--- Begin ---
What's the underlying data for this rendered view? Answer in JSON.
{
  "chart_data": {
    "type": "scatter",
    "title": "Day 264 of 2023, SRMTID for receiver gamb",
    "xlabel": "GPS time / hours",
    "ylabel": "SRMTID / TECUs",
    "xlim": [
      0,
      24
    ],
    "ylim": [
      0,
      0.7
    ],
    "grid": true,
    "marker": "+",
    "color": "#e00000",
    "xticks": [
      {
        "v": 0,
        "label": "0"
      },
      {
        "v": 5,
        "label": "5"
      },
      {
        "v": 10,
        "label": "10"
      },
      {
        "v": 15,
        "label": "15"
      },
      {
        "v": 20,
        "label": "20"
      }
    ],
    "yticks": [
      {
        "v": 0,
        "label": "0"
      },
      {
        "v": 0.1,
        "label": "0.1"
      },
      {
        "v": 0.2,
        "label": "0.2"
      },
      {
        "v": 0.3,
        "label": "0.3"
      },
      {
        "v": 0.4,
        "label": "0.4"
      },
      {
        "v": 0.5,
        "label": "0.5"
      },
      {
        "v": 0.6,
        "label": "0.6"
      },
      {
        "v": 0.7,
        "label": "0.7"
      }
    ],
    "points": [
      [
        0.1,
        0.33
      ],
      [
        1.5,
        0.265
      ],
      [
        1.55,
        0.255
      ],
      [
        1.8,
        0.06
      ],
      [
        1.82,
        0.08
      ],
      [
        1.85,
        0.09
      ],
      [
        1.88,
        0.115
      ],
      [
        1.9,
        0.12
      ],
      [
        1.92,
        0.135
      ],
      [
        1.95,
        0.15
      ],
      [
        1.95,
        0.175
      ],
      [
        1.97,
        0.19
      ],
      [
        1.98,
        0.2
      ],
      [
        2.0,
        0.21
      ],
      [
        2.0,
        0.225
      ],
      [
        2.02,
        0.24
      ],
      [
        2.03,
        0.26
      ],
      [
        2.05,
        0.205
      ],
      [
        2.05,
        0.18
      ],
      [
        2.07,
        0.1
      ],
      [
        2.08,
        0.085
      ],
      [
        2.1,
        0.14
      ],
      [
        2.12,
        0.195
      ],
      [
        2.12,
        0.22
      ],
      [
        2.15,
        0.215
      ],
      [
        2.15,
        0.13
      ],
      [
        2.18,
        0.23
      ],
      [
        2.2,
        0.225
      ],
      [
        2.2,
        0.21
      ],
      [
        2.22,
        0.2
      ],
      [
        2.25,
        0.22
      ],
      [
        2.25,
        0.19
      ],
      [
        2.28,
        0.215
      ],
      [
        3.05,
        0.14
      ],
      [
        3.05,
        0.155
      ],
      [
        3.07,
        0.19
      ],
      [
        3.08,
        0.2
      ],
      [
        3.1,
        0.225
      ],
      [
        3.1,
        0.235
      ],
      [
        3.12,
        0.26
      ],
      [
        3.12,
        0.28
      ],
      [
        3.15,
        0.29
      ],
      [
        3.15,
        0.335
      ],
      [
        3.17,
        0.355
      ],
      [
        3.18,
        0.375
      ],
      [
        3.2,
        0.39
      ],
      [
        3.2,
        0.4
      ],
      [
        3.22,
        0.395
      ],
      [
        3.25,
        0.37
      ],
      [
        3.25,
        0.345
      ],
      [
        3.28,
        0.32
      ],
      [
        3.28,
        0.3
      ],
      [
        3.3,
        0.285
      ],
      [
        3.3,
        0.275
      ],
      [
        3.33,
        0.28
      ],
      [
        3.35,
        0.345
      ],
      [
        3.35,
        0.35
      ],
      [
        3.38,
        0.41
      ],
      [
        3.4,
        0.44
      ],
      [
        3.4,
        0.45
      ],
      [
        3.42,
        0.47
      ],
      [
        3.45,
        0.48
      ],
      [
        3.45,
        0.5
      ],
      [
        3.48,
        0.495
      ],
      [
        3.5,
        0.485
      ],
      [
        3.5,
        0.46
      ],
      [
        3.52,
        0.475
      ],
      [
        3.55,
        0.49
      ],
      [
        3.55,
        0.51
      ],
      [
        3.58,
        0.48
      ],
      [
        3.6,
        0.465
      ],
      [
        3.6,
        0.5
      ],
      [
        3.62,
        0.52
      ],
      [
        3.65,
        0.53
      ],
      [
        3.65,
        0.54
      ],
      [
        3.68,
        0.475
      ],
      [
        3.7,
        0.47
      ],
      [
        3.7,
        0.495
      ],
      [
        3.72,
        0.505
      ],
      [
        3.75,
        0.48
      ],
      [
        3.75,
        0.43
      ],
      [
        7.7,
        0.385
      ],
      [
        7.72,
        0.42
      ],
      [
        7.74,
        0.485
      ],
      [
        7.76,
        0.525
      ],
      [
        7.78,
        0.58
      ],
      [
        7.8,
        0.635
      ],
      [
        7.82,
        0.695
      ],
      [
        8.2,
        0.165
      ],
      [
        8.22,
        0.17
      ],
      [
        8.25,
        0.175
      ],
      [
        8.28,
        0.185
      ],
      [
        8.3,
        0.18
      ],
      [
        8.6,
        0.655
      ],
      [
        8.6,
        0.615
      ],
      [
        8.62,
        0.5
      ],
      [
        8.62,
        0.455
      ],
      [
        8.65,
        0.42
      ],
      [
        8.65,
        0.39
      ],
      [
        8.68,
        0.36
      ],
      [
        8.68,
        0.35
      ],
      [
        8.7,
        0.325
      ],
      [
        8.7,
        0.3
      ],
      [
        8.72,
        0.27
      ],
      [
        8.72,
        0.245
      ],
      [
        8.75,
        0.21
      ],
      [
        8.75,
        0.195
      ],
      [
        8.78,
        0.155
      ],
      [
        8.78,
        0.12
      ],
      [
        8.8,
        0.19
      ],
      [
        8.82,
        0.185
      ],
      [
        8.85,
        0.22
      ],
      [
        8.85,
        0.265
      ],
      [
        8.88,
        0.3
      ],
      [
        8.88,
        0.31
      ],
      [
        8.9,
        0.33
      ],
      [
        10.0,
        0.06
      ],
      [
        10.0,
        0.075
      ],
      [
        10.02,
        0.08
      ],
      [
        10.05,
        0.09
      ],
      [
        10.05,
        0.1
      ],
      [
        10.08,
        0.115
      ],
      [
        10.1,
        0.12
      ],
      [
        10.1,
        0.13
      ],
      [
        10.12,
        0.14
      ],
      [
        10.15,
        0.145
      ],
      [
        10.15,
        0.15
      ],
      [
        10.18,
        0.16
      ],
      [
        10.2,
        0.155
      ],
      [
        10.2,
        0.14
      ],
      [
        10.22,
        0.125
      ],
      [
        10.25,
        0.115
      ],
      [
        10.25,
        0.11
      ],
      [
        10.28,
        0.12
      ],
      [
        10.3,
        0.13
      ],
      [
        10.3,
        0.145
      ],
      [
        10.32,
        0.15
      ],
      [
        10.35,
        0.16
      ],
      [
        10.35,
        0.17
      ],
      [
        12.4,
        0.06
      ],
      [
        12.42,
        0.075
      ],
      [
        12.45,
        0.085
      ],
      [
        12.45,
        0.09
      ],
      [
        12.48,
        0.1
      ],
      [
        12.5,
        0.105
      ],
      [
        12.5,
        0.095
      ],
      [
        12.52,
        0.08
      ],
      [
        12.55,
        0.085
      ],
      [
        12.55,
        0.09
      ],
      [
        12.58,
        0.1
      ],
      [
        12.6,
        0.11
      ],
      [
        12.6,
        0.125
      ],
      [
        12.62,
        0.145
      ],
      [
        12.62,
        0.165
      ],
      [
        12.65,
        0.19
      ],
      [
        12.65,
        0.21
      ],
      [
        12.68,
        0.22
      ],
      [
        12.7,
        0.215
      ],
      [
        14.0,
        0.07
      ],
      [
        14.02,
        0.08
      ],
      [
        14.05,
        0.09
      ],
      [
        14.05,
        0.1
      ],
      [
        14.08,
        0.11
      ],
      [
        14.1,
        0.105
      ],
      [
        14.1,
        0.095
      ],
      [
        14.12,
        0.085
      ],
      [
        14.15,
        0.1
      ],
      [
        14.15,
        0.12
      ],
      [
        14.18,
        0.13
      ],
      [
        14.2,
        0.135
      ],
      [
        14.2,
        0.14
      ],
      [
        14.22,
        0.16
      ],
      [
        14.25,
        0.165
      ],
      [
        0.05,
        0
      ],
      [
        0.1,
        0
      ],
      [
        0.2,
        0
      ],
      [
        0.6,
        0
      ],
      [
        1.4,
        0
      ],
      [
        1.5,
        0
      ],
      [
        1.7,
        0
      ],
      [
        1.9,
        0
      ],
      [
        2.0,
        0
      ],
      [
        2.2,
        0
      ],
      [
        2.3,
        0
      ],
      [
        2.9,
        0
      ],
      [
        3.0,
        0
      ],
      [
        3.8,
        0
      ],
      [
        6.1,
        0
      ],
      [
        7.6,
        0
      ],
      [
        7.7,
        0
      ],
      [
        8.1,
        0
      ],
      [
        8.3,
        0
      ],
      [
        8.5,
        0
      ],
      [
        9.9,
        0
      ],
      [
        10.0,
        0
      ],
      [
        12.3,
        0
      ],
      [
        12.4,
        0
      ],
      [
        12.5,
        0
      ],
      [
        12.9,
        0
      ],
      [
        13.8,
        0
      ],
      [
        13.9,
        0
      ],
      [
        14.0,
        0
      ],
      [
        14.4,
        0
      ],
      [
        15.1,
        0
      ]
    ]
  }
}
--- End ---
WHAT THE TASK REQUIRES :: Scan the listing above and identify each line holding the string "SRMTID"; copy every such line.

ANSWER TO THE PROBLEM ::
    "title": "Day 264 of 2023, SRMTID for receiver gamb",
    "ylabel": "SRMTID / TECUs",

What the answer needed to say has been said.